Selected excerpt —
Jun 262014
 

I’ve been told on two occasions that the absence of the MEDIUMINT datatype is a serious shortcoming of SQL Server. If you’re not familiar with MEDIUMINT, it’s an integer type available in MySQL that consumes 3 Bytes and is capable of storing values ranging from -8,388,608 to 8,388,607 (signed) or from 0 to 15,777,215 (unsigned).

While SQL Server has many datatypes, it has nothing that exactly matches MEDIUMINT. In SQL Server, if you wanted to store a value between 32,768 and 2,147,483,647 you would need to use the INT datatype, each of which takes up 4 Bytes. The next smallest integer datatype is SMALLINT, which has a maximum value of 32,767 and only needs 2 Bytes. I’m not sure the lack of a MEDIUMINT datatype is really a shortcoming, but if you find yourself in a situation where it’s necessary to store a significant number of values in the 3 Byte range, I’m going to let you in on a little secret: SQL Server does have 3 Byte integers, they’re just lurking behind the scenes.

Data shown —
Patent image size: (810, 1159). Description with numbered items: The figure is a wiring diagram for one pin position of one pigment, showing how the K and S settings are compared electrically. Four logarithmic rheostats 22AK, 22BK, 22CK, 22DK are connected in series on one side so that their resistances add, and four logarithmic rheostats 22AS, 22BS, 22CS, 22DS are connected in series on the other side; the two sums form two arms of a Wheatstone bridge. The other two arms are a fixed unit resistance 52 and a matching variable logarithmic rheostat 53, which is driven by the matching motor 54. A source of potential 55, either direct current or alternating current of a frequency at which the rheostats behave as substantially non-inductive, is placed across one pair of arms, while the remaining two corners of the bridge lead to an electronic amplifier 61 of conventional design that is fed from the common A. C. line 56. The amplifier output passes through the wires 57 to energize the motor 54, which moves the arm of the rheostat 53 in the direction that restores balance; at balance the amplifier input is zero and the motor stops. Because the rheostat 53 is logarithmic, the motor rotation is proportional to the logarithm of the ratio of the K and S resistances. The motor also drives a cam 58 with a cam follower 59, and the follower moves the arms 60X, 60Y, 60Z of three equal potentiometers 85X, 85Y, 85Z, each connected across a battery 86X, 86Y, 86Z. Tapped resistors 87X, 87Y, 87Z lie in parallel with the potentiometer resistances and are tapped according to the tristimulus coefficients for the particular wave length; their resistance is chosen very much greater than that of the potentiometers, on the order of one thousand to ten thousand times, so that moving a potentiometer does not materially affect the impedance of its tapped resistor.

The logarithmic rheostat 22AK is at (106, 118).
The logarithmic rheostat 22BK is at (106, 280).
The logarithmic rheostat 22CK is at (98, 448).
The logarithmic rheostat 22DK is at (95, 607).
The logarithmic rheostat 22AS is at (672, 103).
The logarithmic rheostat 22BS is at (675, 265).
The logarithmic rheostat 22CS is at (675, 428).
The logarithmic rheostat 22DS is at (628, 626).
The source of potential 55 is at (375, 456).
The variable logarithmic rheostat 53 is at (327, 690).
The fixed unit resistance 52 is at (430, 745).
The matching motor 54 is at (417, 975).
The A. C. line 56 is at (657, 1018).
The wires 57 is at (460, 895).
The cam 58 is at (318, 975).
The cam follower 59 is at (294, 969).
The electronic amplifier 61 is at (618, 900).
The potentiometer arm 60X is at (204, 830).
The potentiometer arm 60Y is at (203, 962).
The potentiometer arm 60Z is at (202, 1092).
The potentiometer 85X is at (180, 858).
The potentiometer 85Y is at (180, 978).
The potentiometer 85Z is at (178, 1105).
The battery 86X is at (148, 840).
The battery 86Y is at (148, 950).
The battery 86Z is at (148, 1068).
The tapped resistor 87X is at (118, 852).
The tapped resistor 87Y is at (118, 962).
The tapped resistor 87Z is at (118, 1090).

What you need to do —
A) Answer these questions from the MEDIUMINT post, one per line:
(i) How many bytes does MEDIUMINT consume?
(ii) What maximum value does the post give for SMALLINT?
(iii) On how many occasions was the writer told that lacking MEDIUMINT is a serious shortcoming of SQL Server?
B) Decide whether each statement agrees with the MEDIUMINT post. Answer yes or no, and quote the words that settle it.
(i) Each INT value in SQL Server takes up 4 bytes.
(ii) SQL Server offers a datatype that exactly matches MEDIUMINT.
(iii) The writer is certain that the missing MEDIUMINT type is a real shortcoming.
C) Reproduce the MEDIUMINT post word for word between "While SQL Server" and "behind the scenes.", inclusive.

Solutions in order —
A)
(i) 3 Bytes
(ii) 32,767
(iii) Two

B)
(i) Yes: "each of which takes up 4 Bytes"
(ii) No: "it has nothing that exactly matches MEDIUMINT"
(iii) No: "I’m not sure the lack of a MEDIUMINT datatype is really a shortcoming"

C)
While SQL Server has many datatypes, it has nothing that exactly matches MEDIUMINT. In SQL Server, if you wanted to store a value between 32,768 and 2,147,483,647 you would need to use the INT datatype, each of which takes up 4 Bytes. The next smallest integer datatype is SMALLINT, which has a maximum value of 32,767 and only needs 2 Bytes. I’m not sure the lack of a MEDIUMINT datatype is really a shortcoming, but if you find yourself in a situation where it’s necessary to store a significant number of values in the 3 Byte range, I’m going to let you in on a little secret: SQL Server does have 3 Byte integers, they’re just lurking behind the scenes.